DIRECTIVE
Write out all entries word for word.

**** MATERIALS PROVIDED ****

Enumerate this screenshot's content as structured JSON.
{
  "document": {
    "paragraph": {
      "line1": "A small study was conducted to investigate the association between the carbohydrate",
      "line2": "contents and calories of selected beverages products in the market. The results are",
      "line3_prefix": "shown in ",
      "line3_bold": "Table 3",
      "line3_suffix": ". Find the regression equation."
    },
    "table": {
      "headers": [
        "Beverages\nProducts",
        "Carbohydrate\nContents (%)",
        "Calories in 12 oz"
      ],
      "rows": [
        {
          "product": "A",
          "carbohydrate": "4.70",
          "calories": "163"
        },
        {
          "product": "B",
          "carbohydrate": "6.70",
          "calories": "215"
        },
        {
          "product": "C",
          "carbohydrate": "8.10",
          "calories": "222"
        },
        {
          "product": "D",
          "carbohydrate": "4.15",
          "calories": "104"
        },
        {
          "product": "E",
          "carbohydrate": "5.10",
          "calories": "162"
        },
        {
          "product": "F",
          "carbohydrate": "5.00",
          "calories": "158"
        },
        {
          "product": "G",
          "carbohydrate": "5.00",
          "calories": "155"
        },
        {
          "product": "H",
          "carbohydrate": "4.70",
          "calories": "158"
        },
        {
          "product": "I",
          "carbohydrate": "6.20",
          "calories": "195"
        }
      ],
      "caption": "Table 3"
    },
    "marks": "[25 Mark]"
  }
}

****

OUTPUT FOR THIS TASK
Enumerate this screenshot's content as structured JSON.
{
  "document": {
    "paragraph": {
      "line1": "A small study was conducted to investigate the association between the carbohydrate",
      "line2": "contents and calories of selected beverages products in the market. The results are",
      "line3_prefix": "shown in ",
      "line3_bold": "Table 3",
      "line3_suffix": ". Find the regression equation."
    },
    "table": {
      "headers": [
        "Beverages\nProducts",
        "Carbohydrate\nContents (%)",
        "Calories in 12 oz"
      ],
      "rows": [
        {
          "product": "A",
          "carbohydrate": "4.70",
          "calories": "163"
        },
        {
          "product": "B",
          "carbohydrate": "6.70",
          "calories": "215"
        },
        {
          "product": "C",
          "carbohydrate": "8.10",
          "calories": "222"
        },
        {
          "product": "D",
          "carbohydrate": "4.15",
          "calories": "104"
        },
        {
          "product": "E",
          "carbohydrate": "5.10",
          "calories": "162"
        },
        {
          "product": "F",
          "carbohydrate": "5.00",
          "calories": "158"
        },
        {
          "product": "G",
          "carbohydrate": "5.00",
          "calories": "155"
        },
        {
          "product": "H",
          "carbohydrate": "4.70",
          "calories": "158"
        },
        {
          "product": "I",
          "carbohydrate": "6.20",
          "calories": "195"
        }
      ],
      "caption": "Table 3"
    },
    "marks": "[25 Mark]"
  }
}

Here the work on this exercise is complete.